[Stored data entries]

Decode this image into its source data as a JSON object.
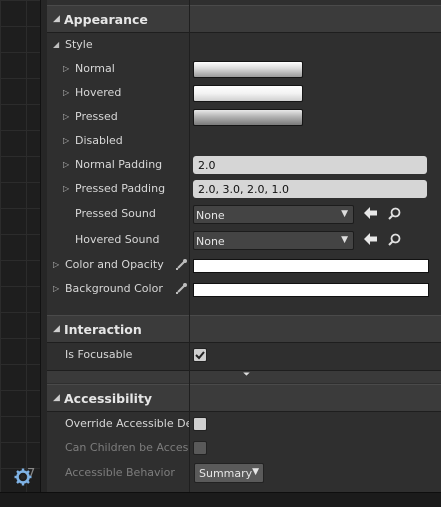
{
  "canvas": {
    "corner_number": "7"
  },
  "appearance": {
    "title": "Appearance",
    "style_label": "Style",
    "brush_rows": [
      {
        "label": "Normal",
        "brush_icon": "brush-swatch"
      },
      {
        "label": "Hovered",
        "brush_icon": "brush-swatch"
      },
      {
        "label": "Pressed",
        "brush_icon": "brush-swatch"
      },
      {
        "label": "Disabled",
        "brush_icon": "none"
      }
    ],
    "normal_padding": {
      "label": "Normal Padding",
      "value": "2.0"
    },
    "pressed_padding": {
      "label": "Pressed Padding",
      "value": "2.0, 3.0, 2.0, 1.0"
    },
    "pressed_sound": {
      "label": "Pressed Sound",
      "value": "None"
    },
    "hovered_sound": {
      "label": "Hovered Sound",
      "value": "None"
    },
    "color_and_opacity": {
      "label": "Color and Opacity",
      "color": "#ffffff"
    },
    "background_color": {
      "label": "Background Color",
      "color": "#ffffff"
    }
  },
  "interaction": {
    "title": "Interaction",
    "is_focusable": {
      "label": "Is Focusable",
      "checked": true
    }
  },
  "accessibility": {
    "title": "Accessibility",
    "override": {
      "label": "Override Accessible Defa",
      "checked": false
    },
    "children": {
      "label": "Can Children be Accessit",
      "checked": false,
      "enabled": false
    },
    "behavior": {
      "label": "Accessible Behavior",
      "value": "Summary"
    }
  },
  "colors": {
    "panel_bg": "#2f2f2f",
    "category_bg": "#3b3b3b",
    "text": "#d8d8d8",
    "text_disabled": "#7d7d7d",
    "gear_blue": "#7fb3e6"
  }
}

> **What you are asked to do**: Search the data above for lines holding "false" and copy each of them.

> **Solution to this exercise**:
      "checked": false
      "checked": false,
      "enabled": false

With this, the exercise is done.